#### [Given data]
* Start *
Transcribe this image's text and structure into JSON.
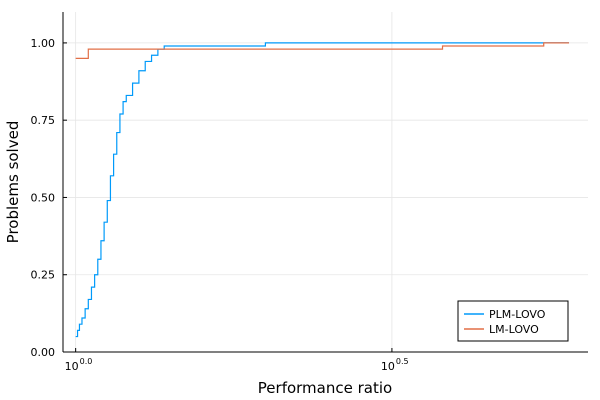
{
  "chart_data": {
    "type": "line",
    "xlabel": "Performance ratio",
    "ylabel": "Problems solved",
    "x_scale": "log10",
    "xlim_exponent": [
      -0.02,
      0.81
    ],
    "ylim": [
      0,
      1.1
    ],
    "x_ticks": [
      {
        "exponent": 0.0,
        "base": "10",
        "sup": "0.0"
      },
      {
        "exponent": 0.5,
        "base": "10",
        "sup": "0.5"
      }
    ],
    "y_ticks": [
      "0.00",
      "0.25",
      "0.50",
      "0.75",
      "1.00"
    ],
    "y_tick_values": [
      0,
      0.25,
      0.5,
      0.75,
      1.0
    ],
    "grid": true,
    "legend_position": "bottom-right",
    "series": [
      {
        "name": "PLM-LOVO",
        "color": "#009AFA",
        "points_exponent": [
          [
            0.0,
            0.05
          ],
          [
            0.003,
            0.07
          ],
          [
            0.006,
            0.09
          ],
          [
            0.01,
            0.11
          ],
          [
            0.015,
            0.14
          ],
          [
            0.02,
            0.17
          ],
          [
            0.025,
            0.21
          ],
          [
            0.03,
            0.25
          ],
          [
            0.035,
            0.3
          ],
          [
            0.04,
            0.36
          ],
          [
            0.045,
            0.42
          ],
          [
            0.05,
            0.49
          ],
          [
            0.055,
            0.57
          ],
          [
            0.06,
            0.64
          ],
          [
            0.065,
            0.71
          ],
          [
            0.07,
            0.77
          ],
          [
            0.075,
            0.81
          ],
          [
            0.08,
            0.83
          ],
          [
            0.09,
            0.87
          ],
          [
            0.1,
            0.91
          ],
          [
            0.11,
            0.94
          ],
          [
            0.12,
            0.96
          ],
          [
            0.13,
            0.98
          ],
          [
            0.14,
            0.99
          ],
          [
            0.3,
            1.0
          ],
          [
            0.78,
            1.0
          ]
        ]
      },
      {
        "name": "LM-LOVO",
        "color": "#E26F46",
        "points_exponent": [
          [
            0.0,
            0.95
          ],
          [
            0.02,
            0.98
          ],
          [
            0.58,
            0.98
          ],
          [
            0.58,
            0.99
          ],
          [
            0.74,
            0.99
          ],
          [
            0.74,
            1.0
          ],
          [
            0.78,
            1.0
          ]
        ]
      }
    ]
  }
}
* End *
#### [Objective]
All the records above need to be given again word for word. Skip the pictures.

#### [Output of the exercise]
Transcribe this image's text and structure into JSON.
{
  "chart_data": {
    "type": "line",
    "xlabel": "Performance ratio",
    "ylabel": "Problems solved",
    "x_scale": "log10",
    "xlim_exponent": [
      -0.02,
      0.81
    ],
    "ylim": [
      0,
      1.1
    ],
    "x_ticks": [
      {
        "exponent": 0.0,
        "base": "10",
        "sup": "0.0"
      },
      {
        "exponent": 0.5,
        "base": "10",
        "sup": "0.5"
      }
    ],
    "y_ticks": [
      "0.00",
      "0.25",
      "0.50",
      "0.75",
      "1.00"
    ],
    "y_tick_values": [
      0,
      0.25,
      0.5,
      0.75,
      1.0
    ],
    "grid": true,
    "legend_position": "bottom-right",
    "series": [
      {
        "name": "PLM-LOVO",
        "color": "#009AFA",
        "points_exponent": [
          [
            0.0,
            0.05
          ],
          [
            0.003,
            0.07
          ],
          [
            0.006,
            0.09
          ],
          [
            0.01,
            0.11
          ],
          [
            0.015,
            0.14
          ],
          [
            0.02,
            0.17
          ],
          [
            0.025,
            0.21
          ],
          [
            0.03,
            0.25
          ],
          [
            0.035,
            0.3
          ],
          [
            0.04,
            0.36
          ],
          [
            0.045,
            0.42
          ],
          [
            0.05,
            0.49
          ],
          [
            0.055,
            0.57
          ],
          [
            0.06,
            0.64
          ],
          [
            0.065,
            0.71
          ],
          [
            0.07,
            0.77
          ],
          [
            0.075,
            0.81
          ],
          [
            0.08,
            0.83
          ],
          [
            0.09,
            0.87
          ],
          [
            0.1,
            0.91
          ],
          [
            0.11,
            0.94
          ],
          [
            0.12,
            0.96
          ],
          [
            0.13,
            0.98
          ],
          [
            0.14,
            0.99
          ],
          [
            0.3,
            1.0
          ],
          [
            0.78,
            1.0
          ]
        ]
      },
      {
        "name": "LM-LOVO",
        "color": "#E26F46",
        "points_exponent": [
          [
            0.0,
            0.95
          ],
          [
            0.02,
            0.98
          ],
          [
            0.58,
            0.98
          ],
          [
            0.58,
            0.99
          ],
          [
            0.74,
            0.99
          ],
          [
            0.74,
            1.0
          ],
          [
            0.78,
            1.0
          ]
        ]
      }
    ]
  }
}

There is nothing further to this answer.